**INSTRUCTIONS TO FOLLOW:**
Revise everything from the start of the material down to the line containing "calendar-day-cell: 26 Sunrise: 7:23", changing "day-info" to "sun-info" wherever it occurs there. Keep every other character as it is.

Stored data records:
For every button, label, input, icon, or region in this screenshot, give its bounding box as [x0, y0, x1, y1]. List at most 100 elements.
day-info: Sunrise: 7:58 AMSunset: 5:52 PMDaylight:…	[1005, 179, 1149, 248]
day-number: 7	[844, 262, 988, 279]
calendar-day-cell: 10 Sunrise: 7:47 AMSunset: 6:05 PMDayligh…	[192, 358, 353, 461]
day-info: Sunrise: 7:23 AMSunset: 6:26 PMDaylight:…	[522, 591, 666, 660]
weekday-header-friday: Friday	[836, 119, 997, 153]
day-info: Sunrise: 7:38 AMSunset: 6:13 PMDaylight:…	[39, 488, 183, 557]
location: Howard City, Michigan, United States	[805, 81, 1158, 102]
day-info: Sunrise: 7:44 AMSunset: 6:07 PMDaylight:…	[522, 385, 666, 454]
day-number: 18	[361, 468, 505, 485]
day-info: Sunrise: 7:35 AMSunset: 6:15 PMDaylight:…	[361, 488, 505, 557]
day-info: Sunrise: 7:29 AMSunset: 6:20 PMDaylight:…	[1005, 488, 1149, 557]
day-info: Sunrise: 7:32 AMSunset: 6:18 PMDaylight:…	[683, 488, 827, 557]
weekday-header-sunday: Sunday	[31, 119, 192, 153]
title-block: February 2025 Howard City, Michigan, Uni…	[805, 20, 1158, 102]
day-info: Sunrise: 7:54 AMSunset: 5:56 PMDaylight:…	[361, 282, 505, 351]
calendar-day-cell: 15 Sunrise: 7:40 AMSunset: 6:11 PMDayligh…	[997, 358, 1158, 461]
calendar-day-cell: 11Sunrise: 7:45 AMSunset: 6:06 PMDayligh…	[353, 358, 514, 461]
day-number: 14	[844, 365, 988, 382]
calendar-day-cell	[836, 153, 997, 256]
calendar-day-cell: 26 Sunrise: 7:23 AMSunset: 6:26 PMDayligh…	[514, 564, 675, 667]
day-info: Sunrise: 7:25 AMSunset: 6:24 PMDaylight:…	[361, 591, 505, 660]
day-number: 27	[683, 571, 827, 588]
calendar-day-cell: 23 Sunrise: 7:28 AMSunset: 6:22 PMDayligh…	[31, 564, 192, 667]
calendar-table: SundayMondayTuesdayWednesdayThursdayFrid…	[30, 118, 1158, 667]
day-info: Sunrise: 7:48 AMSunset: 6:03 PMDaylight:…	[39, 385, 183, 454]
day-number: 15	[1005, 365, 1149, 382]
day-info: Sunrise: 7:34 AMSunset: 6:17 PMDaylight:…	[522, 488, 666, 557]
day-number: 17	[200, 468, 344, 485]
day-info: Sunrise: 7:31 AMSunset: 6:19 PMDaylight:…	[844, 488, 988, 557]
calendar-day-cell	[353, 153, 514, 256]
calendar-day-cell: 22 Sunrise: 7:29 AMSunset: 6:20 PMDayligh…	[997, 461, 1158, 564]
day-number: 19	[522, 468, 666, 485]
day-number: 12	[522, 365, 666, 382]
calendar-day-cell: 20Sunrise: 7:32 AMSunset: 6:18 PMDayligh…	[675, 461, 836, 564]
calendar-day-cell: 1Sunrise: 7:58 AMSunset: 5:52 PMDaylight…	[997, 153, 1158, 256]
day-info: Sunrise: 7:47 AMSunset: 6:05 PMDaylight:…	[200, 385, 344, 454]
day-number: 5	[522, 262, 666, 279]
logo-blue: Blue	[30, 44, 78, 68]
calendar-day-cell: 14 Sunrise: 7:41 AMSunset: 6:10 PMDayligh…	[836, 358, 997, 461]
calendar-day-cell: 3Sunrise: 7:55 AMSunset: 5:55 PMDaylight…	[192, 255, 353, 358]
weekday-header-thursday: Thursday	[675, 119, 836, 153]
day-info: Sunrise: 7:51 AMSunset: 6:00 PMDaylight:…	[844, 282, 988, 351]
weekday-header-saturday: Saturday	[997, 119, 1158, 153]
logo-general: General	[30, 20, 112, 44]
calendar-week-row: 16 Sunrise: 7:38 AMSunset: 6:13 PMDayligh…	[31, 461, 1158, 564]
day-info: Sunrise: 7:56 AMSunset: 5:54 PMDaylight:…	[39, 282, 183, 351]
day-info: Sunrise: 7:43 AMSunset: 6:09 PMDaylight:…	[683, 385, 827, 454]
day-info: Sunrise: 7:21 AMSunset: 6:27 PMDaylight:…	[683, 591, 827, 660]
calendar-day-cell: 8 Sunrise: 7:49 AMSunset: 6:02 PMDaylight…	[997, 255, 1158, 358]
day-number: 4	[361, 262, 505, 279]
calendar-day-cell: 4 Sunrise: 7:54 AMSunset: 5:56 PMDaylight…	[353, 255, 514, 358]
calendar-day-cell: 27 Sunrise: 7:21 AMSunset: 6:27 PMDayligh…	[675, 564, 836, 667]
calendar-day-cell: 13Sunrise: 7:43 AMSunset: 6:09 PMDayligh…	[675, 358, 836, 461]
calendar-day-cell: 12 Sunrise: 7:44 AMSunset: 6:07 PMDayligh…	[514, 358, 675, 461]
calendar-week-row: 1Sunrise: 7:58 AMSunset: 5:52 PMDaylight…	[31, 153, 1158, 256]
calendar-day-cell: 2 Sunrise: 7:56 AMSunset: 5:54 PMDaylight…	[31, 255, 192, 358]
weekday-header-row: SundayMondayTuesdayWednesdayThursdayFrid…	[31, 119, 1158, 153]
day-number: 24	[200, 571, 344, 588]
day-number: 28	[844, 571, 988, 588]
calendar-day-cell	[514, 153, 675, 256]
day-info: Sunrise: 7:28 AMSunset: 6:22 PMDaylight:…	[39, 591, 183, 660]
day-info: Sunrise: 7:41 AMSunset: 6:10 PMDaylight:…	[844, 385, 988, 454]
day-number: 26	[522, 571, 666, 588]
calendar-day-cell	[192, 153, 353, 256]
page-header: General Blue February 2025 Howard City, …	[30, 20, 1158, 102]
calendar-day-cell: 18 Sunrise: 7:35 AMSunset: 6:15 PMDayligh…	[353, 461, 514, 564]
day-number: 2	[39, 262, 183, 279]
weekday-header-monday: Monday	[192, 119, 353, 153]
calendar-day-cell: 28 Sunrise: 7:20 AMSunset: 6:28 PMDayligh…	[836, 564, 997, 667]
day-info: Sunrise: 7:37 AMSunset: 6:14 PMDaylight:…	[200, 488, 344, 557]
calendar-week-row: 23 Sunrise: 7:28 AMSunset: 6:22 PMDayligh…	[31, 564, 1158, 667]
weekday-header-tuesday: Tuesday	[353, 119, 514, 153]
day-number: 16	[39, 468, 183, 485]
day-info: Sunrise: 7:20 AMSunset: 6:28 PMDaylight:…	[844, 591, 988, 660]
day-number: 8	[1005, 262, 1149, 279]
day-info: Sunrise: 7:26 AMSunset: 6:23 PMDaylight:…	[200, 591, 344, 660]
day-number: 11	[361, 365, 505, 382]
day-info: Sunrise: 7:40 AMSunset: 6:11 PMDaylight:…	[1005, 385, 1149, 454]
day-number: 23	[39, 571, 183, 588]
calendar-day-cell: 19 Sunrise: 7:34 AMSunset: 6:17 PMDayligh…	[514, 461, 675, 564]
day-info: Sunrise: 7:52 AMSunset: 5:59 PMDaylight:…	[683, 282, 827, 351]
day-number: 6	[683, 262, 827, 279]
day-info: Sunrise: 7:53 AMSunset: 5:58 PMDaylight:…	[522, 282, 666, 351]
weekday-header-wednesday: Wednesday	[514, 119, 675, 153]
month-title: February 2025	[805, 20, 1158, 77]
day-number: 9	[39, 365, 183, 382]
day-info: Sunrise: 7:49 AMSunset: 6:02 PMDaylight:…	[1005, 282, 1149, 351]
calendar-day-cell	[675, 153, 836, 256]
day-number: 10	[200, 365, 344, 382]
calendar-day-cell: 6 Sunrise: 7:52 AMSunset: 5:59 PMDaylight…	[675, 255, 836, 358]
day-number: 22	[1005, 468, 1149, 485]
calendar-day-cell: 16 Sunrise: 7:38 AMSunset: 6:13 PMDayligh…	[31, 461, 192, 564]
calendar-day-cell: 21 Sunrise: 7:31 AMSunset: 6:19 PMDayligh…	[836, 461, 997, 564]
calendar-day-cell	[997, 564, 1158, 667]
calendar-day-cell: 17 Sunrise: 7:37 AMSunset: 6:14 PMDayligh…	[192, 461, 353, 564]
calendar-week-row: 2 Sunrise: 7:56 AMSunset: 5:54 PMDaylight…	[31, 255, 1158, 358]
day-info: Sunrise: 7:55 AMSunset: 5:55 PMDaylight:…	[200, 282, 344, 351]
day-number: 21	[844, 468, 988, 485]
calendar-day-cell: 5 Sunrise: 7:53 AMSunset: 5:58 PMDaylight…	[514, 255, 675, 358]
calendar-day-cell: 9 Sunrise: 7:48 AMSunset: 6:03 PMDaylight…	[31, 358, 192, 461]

**SOLUTION TO THE EXERCISE:**
For every button, label, input, icon, or region in this screenshot, give its bounding box as [x0, y0, x1, y1]. List at most 100 elements.
sun-info: Sunrise: 7:58 AMSunset: 5:52 PMDaylight:…	[1005, 179, 1149, 248]
day-number: 7	[844, 262, 988, 279]
calendar-day-cell: 10 Sunrise: 7:47 AMSunset: 6:05 PMDayligh…	[192, 358, 353, 461]
sun-info: Sunrise: 7:23 AMSunset: 6:26 PMDaylight:…	[522, 591, 666, 660]
weekday-header-friday: Friday	[836, 119, 997, 153]
sun-info: Sunrise: 7:38 AMSunset: 6:13 PMDaylight:…	[39, 488, 183, 557]
location: Howard City, Michigan, United States	[805, 81, 1158, 102]
sun-info: Sunrise: 7:44 AMSunset: 6:07 PMDaylight:…	[522, 385, 666, 454]
day-number: 18	[361, 468, 505, 485]
sun-info: Sunrise: 7:35 AMSunset: 6:15 PMDaylight:…	[361, 488, 505, 557]
sun-info: Sunrise: 7:29 AMSunset: 6:20 PMDaylight:…	[1005, 488, 1149, 557]
sun-info: Sunrise: 7:32 AMSunset: 6:18 PMDaylight:…	[683, 488, 827, 557]
weekday-header-sunday: Sunday	[31, 119, 192, 153]
title-block: February 2025 Howard City, Michigan, Uni…	[805, 20, 1158, 102]
sun-info: Sunrise: 7:54 AMSunset: 5:56 PMDaylight:…	[361, 282, 505, 351]
calendar-day-cell: 15 Sunrise: 7:40 AMSunset: 6:11 PMDayligh…	[997, 358, 1158, 461]
calendar-day-cell: 11Sunrise: 7:45 AMSunset: 6:06 PMDayligh…	[353, 358, 514, 461]
day-number: 14	[844, 365, 988, 382]
calendar-day-cell	[836, 153, 997, 256]
calendar-day-cell: 26 Sunrise: 7:23 AMSunset: 6:26 PMDayligh…	[514, 564, 675, 667]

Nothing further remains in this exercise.